Request: Copy out all the entries word for word.

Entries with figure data
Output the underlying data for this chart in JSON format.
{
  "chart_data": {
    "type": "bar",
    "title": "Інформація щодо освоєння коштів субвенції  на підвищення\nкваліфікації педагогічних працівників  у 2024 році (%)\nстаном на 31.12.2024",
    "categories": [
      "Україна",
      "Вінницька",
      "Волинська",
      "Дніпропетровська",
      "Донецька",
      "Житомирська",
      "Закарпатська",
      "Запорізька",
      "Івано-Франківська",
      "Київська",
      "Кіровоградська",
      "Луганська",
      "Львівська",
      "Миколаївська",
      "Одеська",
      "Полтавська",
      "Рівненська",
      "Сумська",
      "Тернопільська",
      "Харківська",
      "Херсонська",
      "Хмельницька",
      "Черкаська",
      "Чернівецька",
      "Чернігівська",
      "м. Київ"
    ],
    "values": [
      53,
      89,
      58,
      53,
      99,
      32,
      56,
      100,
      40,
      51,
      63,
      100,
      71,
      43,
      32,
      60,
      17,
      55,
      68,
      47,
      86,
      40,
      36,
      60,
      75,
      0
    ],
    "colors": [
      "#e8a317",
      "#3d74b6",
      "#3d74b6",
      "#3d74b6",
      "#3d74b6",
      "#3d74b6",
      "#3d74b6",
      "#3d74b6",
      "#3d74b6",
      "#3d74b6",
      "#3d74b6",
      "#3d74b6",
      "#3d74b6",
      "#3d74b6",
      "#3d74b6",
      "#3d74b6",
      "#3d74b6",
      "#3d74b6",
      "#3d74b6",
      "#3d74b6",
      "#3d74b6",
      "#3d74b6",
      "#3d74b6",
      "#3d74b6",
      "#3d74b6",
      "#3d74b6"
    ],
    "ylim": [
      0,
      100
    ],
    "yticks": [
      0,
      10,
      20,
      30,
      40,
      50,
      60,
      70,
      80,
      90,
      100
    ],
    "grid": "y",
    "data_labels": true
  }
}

Output for this task:
Output the underlying data for this chart in JSON format.
{
  "chart_data": {
    "type": "bar",
    "title": "Інформація щодо освоєння коштів субвенції  на підвищення\nкваліфікації педагогічних працівників  у 2024 році (%)\nстаном на 31.12.2024",
    "categories": [
      "Україна",
      "Вінницька",
      "Волинська",
      "Дніпропетровська",
      "Донецька",
      "Житомирська",
      "Закарпатська",
      "Запорізька",
      "Івано-Франківська",
      "Київська",
      "Кіровоградська",
      "Луганська",
      "Львівська",
      "Миколаївська",
      "Одеська",
      "Полтавська",
      "Рівненська",
      "Сумська",
      "Тернопільська",
      "Харківська",
      "Херсонська",
      "Хмельницька",
      "Черкаська",
      "Чернівецька",
      "Чернігівська",
      "м. Київ"
    ],
    "values": [
      53,
      89,
      58,
      53,
      99,
      32,
      56,
      100,
      40,
      51,
      63,
      100,
      71,
      43,
      32,
      60,
      17,
      55,
      68,
      47,
      86,
      40,
      36,
      60,
      75,
      0
    ],
    "colors": [
      "#e8a317",
      "#3d74b6",
      "#3d74b6",
      "#3d74b6",
      "#3d74b6",
      "#3d74b6",
      "#3d74b6",
      "#3d74b6",
      "#3d74b6",
      "#3d74b6",
      "#3d74b6",
      "#3d74b6",
      "#3d74b6",
      "#3d74b6",
      "#3d74b6",
      "#3d74b6",
      "#3d74b6",
      "#3d74b6",
      "#3d74b6",
      "#3d74b6",
      "#3d74b6",
      "#3d74b6",
      "#3d74b6",
      "#3d74b6",
      "#3d74b6",
      "#3d74b6"
    ],
    "ylim": [
      0,
      100
    ],
    "yticks": [
      0,
      10,
      20,
      30,
      40,
      50,
      60,
      70,
      80,
      90,
      100
    ],
    "grid": "y",
    "data_labels": true
  }
}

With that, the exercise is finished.